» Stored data
+ + + + + + +

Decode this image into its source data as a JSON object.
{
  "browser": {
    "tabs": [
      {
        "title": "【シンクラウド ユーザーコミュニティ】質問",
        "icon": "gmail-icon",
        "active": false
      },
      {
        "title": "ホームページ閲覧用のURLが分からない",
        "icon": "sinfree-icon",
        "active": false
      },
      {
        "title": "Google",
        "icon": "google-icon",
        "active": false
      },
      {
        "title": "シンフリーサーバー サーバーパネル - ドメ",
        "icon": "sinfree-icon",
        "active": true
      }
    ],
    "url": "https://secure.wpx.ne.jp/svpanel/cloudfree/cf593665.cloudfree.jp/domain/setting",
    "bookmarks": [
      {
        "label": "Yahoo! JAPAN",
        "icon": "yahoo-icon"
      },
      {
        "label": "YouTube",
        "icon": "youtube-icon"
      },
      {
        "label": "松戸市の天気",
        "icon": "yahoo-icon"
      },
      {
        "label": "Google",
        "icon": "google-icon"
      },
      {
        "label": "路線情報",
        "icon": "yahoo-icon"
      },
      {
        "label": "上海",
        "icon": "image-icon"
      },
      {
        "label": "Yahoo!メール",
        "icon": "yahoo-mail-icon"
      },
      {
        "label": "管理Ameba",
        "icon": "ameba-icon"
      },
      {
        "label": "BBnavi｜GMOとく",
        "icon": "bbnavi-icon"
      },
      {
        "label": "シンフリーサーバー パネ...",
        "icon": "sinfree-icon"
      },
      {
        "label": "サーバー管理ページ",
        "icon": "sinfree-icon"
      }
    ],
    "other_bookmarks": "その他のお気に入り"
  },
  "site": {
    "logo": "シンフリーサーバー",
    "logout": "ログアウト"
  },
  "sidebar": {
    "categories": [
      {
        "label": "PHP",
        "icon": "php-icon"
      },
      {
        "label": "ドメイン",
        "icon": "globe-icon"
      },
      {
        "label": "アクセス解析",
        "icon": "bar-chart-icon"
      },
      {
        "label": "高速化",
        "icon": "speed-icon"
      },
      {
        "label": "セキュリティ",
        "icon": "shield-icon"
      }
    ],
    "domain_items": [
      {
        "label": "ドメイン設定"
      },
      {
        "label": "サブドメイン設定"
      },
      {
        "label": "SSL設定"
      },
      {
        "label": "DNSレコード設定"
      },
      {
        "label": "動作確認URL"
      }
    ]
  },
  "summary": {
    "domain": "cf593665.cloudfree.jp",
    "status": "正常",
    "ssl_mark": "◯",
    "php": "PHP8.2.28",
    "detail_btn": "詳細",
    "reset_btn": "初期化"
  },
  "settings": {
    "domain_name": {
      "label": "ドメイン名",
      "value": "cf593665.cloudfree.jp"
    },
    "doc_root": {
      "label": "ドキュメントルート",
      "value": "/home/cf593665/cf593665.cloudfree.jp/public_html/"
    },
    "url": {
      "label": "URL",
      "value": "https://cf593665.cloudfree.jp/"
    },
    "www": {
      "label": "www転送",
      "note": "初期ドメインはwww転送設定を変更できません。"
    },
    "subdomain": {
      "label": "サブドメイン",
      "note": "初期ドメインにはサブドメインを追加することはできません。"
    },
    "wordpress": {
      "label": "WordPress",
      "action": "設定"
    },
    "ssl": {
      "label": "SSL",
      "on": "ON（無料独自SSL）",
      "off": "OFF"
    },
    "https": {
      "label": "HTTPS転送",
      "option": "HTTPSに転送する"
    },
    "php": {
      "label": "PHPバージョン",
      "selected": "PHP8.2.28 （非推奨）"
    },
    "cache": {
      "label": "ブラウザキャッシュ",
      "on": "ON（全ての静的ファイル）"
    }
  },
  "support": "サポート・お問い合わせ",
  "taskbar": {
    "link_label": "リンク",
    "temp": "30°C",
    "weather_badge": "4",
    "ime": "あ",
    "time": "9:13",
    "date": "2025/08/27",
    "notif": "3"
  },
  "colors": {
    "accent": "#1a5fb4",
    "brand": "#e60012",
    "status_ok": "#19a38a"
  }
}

+ + + + + + +

» Task directions
Give back the data above exactly as it appears.

» Solved problem
Decode this image into its source data as a JSON object.
{
  "browser": {
    "tabs": [
      {
        "title": "【シンクラウド ユーザーコミュニティ】質問",
        "icon": "gmail-icon",
        "active": false
      },
      {
        "title": "ホームページ閲覧用のURLが分からない",
        "icon": "sinfree-icon",
        "active": false
      },
      {
        "title": "Google",
        "icon": "google-icon",
        "active": false
      },
      {
        "title": "シンフリーサーバー サーバーパネル - ドメ",
        "icon": "sinfree-icon",
        "active": true
      }
    ],
    "url": "https://secure.wpx.ne.jp/svpanel/cloudfree/cf593665.cloudfree.jp/domain/setting",
    "bookmarks": [
      {
        "label": "Yahoo! JAPAN",
        "icon": "yahoo-icon"
      },
      {
        "label": "YouTube",
        "icon": "youtube-icon"
      },
      {
        "label": "松戸市の天気",
        "icon": "yahoo-icon"
      },
      {
        "label": "Google",
        "icon": "google-icon"
      },
      {
        "label": "路線情報",
        "icon": "yahoo-icon"
      },
      {
        "label": "上海",
        "icon": "image-icon"
      },
      {
        "label": "Yahoo!メール",
        "icon": "yahoo-mail-icon"
      },
      {
        "label": "管理Ameba",
        "icon": "ameba-icon"
      },
      {
        "label": "BBnavi｜GMOとく",
        "icon": "bbnavi-icon"
      },
      {
        "label": "シンフリーサーバー パネ...",
        "icon": "sinfree-icon"
      },
      {
        "label": "サーバー管理ページ",
        "icon": "sinfree-icon"
      }
    ],
    "other_bookmarks": "その他のお気に入り"
  },
  "site": {
    "logo": "シンフリーサーバー",
    "logout": "ログアウト"
  },
  "sidebar": {
    "categories": [
      {
        "label": "PHP",
        "icon": "php-icon"
      },
      {
        "label": "ドメイン",
        "icon": "globe-icon"
      },
      {
        "label": "アクセス解析",
        "icon": "bar-chart-icon"
      },
      {
        "label": "高速化",
        "icon": "speed-icon"
      },
      {
        "label": "セキュリティ",
        "icon": "shield-icon"
      }
    ],
    "domain_items": [
      {
        "label": "ドメイン設定"
      },
      {
        "label": "サブドメイン設定"
      },
      {
        "label": "SSL設定"
      },
      {
        "label": "DNSレコード設定"
      },
      {
        "label": "動作確認URL"
      }
    ]
  },
  "summary": {
    "domain": "cf593665.cloudfree.jp",
    "status": "正常",
    "ssl_mark": "◯",
    "php": "PHP8.2.28",
    "detail_btn": "詳細",
    "reset_btn": "初期化"
  },
  "settings": {
    "domain_name": {
      "label": "ドメイン名",
      "value": "cf593665.cloudfree.jp"
    },
    "doc_root": {
      "label": "ドキュメントルート",
      "value": "/home/cf593665/cf593665.cloudfree.jp/public_html/"
    },
    "url": {
      "label": "URL",
      "value": "https://cf593665.cloudfree.jp/"
    },
    "www": {
      "label": "www転送",
      "note": "初期ドメインはwww転送設定を変更できません。"
    },
    "subdomain": {
      "label": "サブドメイン",
      "note": "初期ドメインにはサブドメインを追加することはできません。"
    },
    "wordpress": {
      "label": "WordPress",
      "action": "設定"
    },
    "ssl": {
      "label": "SSL",
      "on": "ON（無料独自SSL）",
      "off": "OFF"
    },
    "https": {
      "label": "HTTPS転送",
      "option": "HTTPSに転送する"
    },
    "php": {
      "label": "PHPバージョン",
      "selected": "PHP8.2.28 （非推奨）"
    },
    "cache": {
      "label": "ブラウザキャッシュ",
      "on": "ON（全ての静的ファイル）"
    }
  },
  "support": "サポート・お問い合わせ",
  "taskbar": {
    "link_label": "リンク",
    "temp": "30°C",
    "weather_badge": "4",
    "ime": "あ",
    "time": "9:13",
    "date": "2025/08/27",
    "notif": "3"
  },
  "colors": {
    "accent": "#1a5fb4",
    "brand": "#e60012",
    "status_ok": "#19a38a"
  }
}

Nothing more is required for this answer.